_DIRECTIONS FOR THIS TASK:_ Your answer must consist solely of the number of lines that contain the word "JSON".

Records from a data collection:
================================
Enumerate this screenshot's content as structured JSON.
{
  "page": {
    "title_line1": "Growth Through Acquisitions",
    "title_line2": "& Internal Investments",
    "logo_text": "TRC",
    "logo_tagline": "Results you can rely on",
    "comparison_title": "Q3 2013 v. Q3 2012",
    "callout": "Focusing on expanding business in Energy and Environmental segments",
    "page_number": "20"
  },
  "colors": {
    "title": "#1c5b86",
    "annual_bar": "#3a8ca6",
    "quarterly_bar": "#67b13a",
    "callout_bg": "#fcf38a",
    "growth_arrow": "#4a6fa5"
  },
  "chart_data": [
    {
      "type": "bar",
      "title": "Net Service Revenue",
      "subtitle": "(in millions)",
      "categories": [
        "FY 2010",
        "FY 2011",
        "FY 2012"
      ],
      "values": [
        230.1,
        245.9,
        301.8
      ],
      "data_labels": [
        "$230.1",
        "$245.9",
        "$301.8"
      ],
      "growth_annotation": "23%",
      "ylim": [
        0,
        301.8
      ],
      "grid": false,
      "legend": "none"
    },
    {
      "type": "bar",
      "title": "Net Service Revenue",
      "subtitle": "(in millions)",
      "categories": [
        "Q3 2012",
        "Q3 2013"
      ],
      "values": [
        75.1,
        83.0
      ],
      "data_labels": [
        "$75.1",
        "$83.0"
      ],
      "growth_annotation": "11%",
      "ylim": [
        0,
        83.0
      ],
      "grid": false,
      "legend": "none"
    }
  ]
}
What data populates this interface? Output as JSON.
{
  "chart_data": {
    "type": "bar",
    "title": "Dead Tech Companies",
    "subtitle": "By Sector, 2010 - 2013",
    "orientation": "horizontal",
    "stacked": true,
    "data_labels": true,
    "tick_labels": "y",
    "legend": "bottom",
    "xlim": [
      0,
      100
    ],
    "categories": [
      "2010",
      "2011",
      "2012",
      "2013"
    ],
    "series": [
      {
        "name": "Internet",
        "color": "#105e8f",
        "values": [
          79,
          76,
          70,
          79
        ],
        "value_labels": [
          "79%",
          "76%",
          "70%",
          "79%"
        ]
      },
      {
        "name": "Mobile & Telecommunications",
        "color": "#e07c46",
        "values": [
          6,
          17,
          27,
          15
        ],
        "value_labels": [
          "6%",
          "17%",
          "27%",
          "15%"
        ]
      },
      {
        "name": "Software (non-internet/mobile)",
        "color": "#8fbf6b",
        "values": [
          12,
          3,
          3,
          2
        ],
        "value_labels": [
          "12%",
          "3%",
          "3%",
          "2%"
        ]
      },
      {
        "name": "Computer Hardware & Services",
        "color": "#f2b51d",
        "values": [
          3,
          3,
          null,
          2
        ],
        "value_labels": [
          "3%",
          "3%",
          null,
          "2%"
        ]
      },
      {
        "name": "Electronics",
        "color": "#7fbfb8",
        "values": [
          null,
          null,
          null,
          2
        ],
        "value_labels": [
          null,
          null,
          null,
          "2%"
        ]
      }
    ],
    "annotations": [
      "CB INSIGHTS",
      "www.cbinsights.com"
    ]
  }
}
================================
_TASK SOLUTION:_ 2